TASK INPUT:

----------------

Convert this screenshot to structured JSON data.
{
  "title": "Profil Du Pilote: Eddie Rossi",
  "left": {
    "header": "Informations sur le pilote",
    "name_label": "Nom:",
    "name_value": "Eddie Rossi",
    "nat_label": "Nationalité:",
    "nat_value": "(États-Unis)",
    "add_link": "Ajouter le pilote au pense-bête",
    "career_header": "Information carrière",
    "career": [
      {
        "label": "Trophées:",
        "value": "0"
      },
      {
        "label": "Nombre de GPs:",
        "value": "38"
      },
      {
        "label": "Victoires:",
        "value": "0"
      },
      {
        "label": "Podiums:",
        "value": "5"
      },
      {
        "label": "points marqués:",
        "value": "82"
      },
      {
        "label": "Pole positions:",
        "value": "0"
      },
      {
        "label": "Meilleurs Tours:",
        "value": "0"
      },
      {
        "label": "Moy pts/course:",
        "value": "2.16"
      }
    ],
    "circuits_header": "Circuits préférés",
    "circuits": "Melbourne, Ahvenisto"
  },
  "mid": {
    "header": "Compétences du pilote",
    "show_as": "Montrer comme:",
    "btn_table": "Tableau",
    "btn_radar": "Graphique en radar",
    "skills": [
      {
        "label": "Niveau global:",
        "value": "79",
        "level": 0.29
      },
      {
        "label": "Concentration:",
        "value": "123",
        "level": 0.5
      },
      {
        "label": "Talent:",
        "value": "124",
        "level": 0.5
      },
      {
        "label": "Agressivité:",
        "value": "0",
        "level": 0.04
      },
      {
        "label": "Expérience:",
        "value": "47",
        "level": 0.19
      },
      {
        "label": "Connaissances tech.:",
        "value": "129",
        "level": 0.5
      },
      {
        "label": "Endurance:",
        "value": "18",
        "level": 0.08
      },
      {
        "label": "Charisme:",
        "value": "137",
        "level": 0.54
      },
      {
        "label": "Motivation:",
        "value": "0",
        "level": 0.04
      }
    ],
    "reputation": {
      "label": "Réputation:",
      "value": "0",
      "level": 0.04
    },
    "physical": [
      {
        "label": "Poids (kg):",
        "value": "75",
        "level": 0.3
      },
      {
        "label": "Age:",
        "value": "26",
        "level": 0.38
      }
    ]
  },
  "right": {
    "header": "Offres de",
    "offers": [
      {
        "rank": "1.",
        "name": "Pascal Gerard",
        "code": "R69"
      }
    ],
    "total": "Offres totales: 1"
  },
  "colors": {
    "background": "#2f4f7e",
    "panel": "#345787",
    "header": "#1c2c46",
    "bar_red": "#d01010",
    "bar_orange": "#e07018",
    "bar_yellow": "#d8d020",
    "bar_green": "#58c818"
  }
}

----------------

YOUR OBJECTIVE: Write the listing out again, exactly as shown above.

OUTPUT OF THE TASK:
Convert this screenshot to structured JSON data.
{
  "title": "Profil Du Pilote: Eddie Rossi",
  "left": {
    "header": "Informations sur le pilote",
    "name_label": "Nom:",
    "name_value": "Eddie Rossi",
    "nat_label": "Nationalité:",
    "nat_value": "(États-Unis)",
    "add_link": "Ajouter le pilote au pense-bête",
    "career_header": "Information carrière",
    "career": [
      {
        "label": "Trophées:",
        "value": "0"
      },
      {
        "label": "Nombre de GPs:",
        "value": "38"
      },
      {
        "label": "Victoires:",
        "value": "0"
      },
      {
        "label": "Podiums:",
        "value": "5"
      },
      {
        "label": "points marqués:",
        "value": "82"
      },
      {
        "label": "Pole positions:",
        "value": "0"
      },
      {
        "label": "Meilleurs Tours:",
        "value": "0"
      },
      {
        "label": "Moy pts/course:",
        "value": "2.16"
      }
    ],
    "circuits_header": "Circuits préférés",
    "circuits": "Melbourne, Ahvenisto"
  },
  "mid": {
    "header": "Compétences du pilote",
    "show_as": "Montrer comme:",
    "btn_table": "Tableau",
    "btn_radar": "Graphique en radar",
    "skills": [
      {
        "label": "Niveau global:",
        "value": "79",
        "level": 0.29
      },
      {
        "label": "Concentration:",
        "value": "123",
        "level": 0.5
      },
      {
        "label": "Talent:",
        "value": "124",
        "level": 0.5
      },
      {
        "label": "Agressivité:",
        "value": "0",
        "level": 0.04
      },
      {
        "label": "Expérience:",
        "value": "47",
        "level": 0.19
      },
      {
        "label": "Connaissances tech.:",
        "value": "129",
        "level": 0.5
      },
      {
        "label": "Endurance:",
        "value": "18",
        "level": 0.08
      },
      {
        "label": "Charisme:",
        "value": "137",
        "level": 0.54
      },
      {
        "label": "Motivation:",
        "value": "0",
        "level": 0.04
      }
    ],
    "reputation": {
      "label": "Réputation:",
      "value": "0",
      "level": 0.04
    },
    "physical": [
      {
        "label": "Poids (kg):",
        "value": "75",
        "level": 0.3
      },
      {
        "label": "Age:",
        "value": "26",
        "level": 0.38
      }
    ]
  },
  "right": {
    "header": "Offres de",
    "offers": [
      {
        "rank": "1.",
        "name": "Pascal Gerard",
        "code": "R69"
      }
    ],
    "total": "Offres totales: 1"
  },
  "colors": {
    "background": "#2f4f7e",
    "panel": "#345787",
    "header": "#1c2c46",
    "bar_red": "#d01010",
    "bar_orange": "#e07018",
    "bar_yellow": "#d8d020",
    "bar_green": "#58c818"
  }
}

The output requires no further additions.